## TASK GOAL:
Render the listing below as a numbered list, leaving out any blank lines.

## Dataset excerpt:
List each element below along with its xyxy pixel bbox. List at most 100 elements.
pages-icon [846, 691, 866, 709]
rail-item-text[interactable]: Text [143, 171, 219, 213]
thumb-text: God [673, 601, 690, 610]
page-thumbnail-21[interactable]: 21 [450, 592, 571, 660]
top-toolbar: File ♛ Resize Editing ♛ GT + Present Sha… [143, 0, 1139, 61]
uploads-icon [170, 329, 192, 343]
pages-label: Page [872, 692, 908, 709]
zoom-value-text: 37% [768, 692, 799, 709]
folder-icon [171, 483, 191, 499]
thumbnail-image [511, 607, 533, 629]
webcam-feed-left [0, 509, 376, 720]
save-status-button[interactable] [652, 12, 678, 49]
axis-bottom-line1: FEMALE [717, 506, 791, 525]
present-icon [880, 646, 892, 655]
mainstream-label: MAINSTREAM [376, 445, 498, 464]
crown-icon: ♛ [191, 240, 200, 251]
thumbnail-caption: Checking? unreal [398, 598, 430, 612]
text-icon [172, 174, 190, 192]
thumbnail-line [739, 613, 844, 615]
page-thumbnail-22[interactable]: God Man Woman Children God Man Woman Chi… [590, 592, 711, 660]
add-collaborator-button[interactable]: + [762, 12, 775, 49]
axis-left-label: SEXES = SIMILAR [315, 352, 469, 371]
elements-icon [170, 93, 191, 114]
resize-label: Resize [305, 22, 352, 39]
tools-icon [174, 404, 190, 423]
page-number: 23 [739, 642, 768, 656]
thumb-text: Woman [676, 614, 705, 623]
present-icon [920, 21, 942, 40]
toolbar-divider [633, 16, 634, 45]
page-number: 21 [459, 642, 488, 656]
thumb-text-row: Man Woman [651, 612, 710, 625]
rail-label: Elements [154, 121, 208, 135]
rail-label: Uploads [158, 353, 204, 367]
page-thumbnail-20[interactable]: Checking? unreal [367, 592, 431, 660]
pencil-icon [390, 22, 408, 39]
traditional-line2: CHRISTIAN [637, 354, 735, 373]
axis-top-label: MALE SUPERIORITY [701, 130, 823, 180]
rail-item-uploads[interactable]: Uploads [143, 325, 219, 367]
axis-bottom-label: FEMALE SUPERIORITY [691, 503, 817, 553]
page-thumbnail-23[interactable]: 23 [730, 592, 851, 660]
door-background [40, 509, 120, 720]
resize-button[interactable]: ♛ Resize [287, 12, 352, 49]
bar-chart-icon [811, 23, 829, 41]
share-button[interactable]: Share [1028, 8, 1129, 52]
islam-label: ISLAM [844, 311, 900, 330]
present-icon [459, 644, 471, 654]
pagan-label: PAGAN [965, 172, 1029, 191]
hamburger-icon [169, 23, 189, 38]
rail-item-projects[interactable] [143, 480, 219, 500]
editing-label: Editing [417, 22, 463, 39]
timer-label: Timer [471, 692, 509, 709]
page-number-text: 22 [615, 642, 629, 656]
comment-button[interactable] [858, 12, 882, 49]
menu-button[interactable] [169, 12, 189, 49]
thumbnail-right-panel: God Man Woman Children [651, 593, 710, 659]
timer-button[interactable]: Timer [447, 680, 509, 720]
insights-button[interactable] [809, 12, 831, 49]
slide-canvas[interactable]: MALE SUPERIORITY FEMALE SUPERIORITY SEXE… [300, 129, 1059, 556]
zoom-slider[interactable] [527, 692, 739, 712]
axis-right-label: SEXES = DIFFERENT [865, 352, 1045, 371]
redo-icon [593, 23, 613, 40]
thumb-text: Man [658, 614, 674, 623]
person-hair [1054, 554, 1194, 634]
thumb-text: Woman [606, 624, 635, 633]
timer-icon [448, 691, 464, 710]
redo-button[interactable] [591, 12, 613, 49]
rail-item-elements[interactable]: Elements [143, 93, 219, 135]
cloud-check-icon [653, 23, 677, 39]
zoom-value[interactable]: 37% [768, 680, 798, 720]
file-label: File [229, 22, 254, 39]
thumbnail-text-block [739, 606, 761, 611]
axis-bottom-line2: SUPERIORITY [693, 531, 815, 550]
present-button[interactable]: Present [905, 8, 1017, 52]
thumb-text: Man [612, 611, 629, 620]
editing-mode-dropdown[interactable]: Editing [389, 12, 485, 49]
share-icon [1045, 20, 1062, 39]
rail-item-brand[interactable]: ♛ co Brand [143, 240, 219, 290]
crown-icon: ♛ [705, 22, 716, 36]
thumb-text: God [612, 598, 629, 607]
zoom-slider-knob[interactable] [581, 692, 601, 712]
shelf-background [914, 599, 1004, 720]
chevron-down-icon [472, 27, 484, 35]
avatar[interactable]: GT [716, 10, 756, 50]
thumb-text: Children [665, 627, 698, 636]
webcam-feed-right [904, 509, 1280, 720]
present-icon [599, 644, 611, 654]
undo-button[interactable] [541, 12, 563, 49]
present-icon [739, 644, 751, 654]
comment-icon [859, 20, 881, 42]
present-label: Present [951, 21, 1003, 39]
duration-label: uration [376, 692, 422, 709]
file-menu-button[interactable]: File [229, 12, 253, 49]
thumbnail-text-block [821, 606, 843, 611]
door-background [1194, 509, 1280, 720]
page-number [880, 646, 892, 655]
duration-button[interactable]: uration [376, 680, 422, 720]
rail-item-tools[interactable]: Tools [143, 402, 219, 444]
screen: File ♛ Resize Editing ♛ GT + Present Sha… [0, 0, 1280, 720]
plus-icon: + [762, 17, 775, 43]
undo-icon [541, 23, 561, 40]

## THE ANSWER:
1. List each element below along with its xyxy pixel bbox. List at most 100 elements.
2. pages-icon [846, 691, 866, 709]
3. rail-item-text[interactable]: Text [143, 171, 219, 213]
4. thumb-text: God [673, 601, 690, 610]
5. page-thumbnail-21[interactable]: 21 [450, 592, 571, 660]
6. top-toolbar: File ♛ Resize Editing ♛ GT + Present Sha… [143, 0, 1139, 61]
7. uploads-icon [170, 329, 192, 343]
8. pages-label: Page [872, 692, 908, 709]
9. zoom-value-text: 37% [768, 692, 799, 709]
10. folder-icon [171, 483, 191, 499]
11. thumbnail-image [511, 607, 533, 629]
12. webcam-feed-left [0, 509, 376, 720]
13. save-status-button[interactable] [652, 12, 678, 49]
14. axis-bottom-line1: FEMALE [717, 506, 791, 525]
15. present-icon [880, 646, 892, 655]
16. mainstream-label: MAINSTREAM [376, 445, 498, 464]
17. crown-icon: ♛ [191, 240, 200, 251]
18. thumbnail-caption: Checking? unreal [398, 598, 430, 612]
19. text-icon [172, 174, 190, 192]
20. thumbnail-line [739, 613, 844, 615]
21. page-thumbnail-22[interactable]: God Man Woman Children God Man Woman Chi… [590, 592, 711, 660]
22. add-collaborator-button[interactable]: + [762, 12, 775, 49]
23. axis-left-label: SEXES = SIMILAR [315, 352, 469, 371]
24. elements-icon [170, 93, 191, 114]
25. resize-label: Resize [305, 22, 352, 39]
26. tools-icon [174, 404, 190, 423]
27. page-number: 23 [739, 642, 768, 656]
28. thumb-text: Woman [676, 614, 705, 623]
29. present-icon [920, 21, 942, 40]
30. toolbar-divider [633, 16, 634, 45]
31. page-number: 21 [459, 642, 488, 656]
32. thumb-text-row: Man Woman [651, 612, 710, 625]
33. rail-label: Elements [154, 121, 208, 135]
34. rail-label: Uploads [158, 353, 204, 367]
35. page-thumbnail-20[interactable]: Checking? unreal [367, 592, 431, 660]
36. pencil-icon [390, 22, 408, 39]
37. traditional-line2: CHRISTIAN [637, 354, 735, 373]
38. axis-top-label: MALE SUPERIORITY [701, 130, 823, 180]
39. rail-item-uploads[interactable]: Uploads [143, 325, 219, 367]
40. axis-bottom-label: FEMALE SUPERIORITY [691, 503, 817, 553]
41. page-thumbnail-23[interactable]: 23 [730, 592, 851, 660]
42. door-background [40, 509, 120, 720]
43. resize-button[interactable]: ♛ Resize [287, 12, 352, 49]
44. bar-chart-icon [811, 23, 829, 41]
45. share-button[interactable]: Share [1028, 8, 1129, 52]
46. islam-label: ISLAM [844, 311, 900, 330]
47. present-icon [459, 644, 471, 654]
48. pagan-label: PAGAN [965, 172, 1029, 191]
49. hamburger-icon [169, 23, 189, 38]
50. rail-item-projects[interactable] [143, 480, 219, 500]
51. editing-label: Editing [417, 22, 463, 39]
52. timer-label: Timer [471, 692, 509, 709]
53. page-number-text: 22 [615, 642, 629, 656]
54. comment-button[interactable] [858, 12, 882, 49]
55. menu-button[interactable] [169, 12, 189, 49]
56. thumbnail-right-panel: God Man Woman Children [651, 593, 710, 659]
57. timer-button[interactable]: Timer [447, 680, 509, 720]
58. insights-button[interactable] [809, 12, 831, 49]
59. slide-canvas[interactable]: MALE SUPERIORITY FEMALE SUPERIORITY SEXE… [300, 129, 1059, 556]
60. zoom-slider[interactable] [527, 692, 739, 712]
61. axis-right-label: SEXES = DIFFERENT [865, 352, 1045, 371]
62. redo-icon [593, 23, 613, 40]
63. thumb-text: Man [658, 614, 674, 623]
64. person-hair [1054, 554, 1194, 634]
65. thumb-text: Woman [606, 624, 635, 633]
66. timer-icon [448, 691, 464, 710]
67. redo-button[interactable] [591, 12, 613, 49]
68. rail-item-elements[interactable]: Elements [143, 93, 219, 135]
69. cloud-check-icon [653, 23, 677, 39]
70. zoom-value[interactable]: 37% [768, 680, 798, 720]
71. file-label: File [229, 22, 254, 39]
72. thumbnail-text-block [739, 606, 761, 611]
73. axis-bottom-line2: SUPERIORITY [693, 531, 815, 550]
74. present-button[interactable]: Present [905, 8, 1017, 52]
75. thumb-text: Man [612, 611, 629, 620]
76. editing-mode-dropdown[interactable]: Editing [389, 12, 485, 49]
77. share-icon [1045, 20, 1062, 39]
78. rail-item-brand[interactable]: ♛ co Brand [143, 240, 219, 290]
79. crown-icon: ♛ [705, 22, 716, 36]
80. thumb-text: God [612, 598, 629, 607]
81. zoom-slider-knob[interactable] [581, 692, 601, 712]
82. shelf-background [914, 599, 1004, 720]
83. chevron-down-icon [472, 27, 484, 35]
84. avatar[interactable]: GT [716, 10, 756, 50]
85. thumb-text: Children [665, 627, 698, 636]
86. webcam-feed-right [904, 509, 1280, 720]
87. present-icon [599, 644, 611, 654]
88. undo-button[interactable] [541, 12, 563, 49]
89. present-icon [739, 644, 751, 654]
90. comment-icon [859, 20, 881, 42]
91. present-label: Present [951, 21, 1003, 39]
92. duration-label: uration [376, 692, 422, 709]
93. file-menu-button[interactable]: File [229, 12, 253, 49]
94. thumbnail-text-block [821, 606, 843, 611]
95. door-background [1194, 509, 1280, 720]
96. page-number [880, 646, 892, 655]
97. duration-button[interactable]: uration [376, 680, 422, 720]
98. rail-item-tools[interactable]: Tools [143, 402, 219, 444]
99. screen: File ♛ Resize Editing ♛ GT + Present Sha… [0, 0, 1280, 720]
100. plus-icon: + [762, 17, 775, 43]
101. undo-icon [541, 23, 561, 40]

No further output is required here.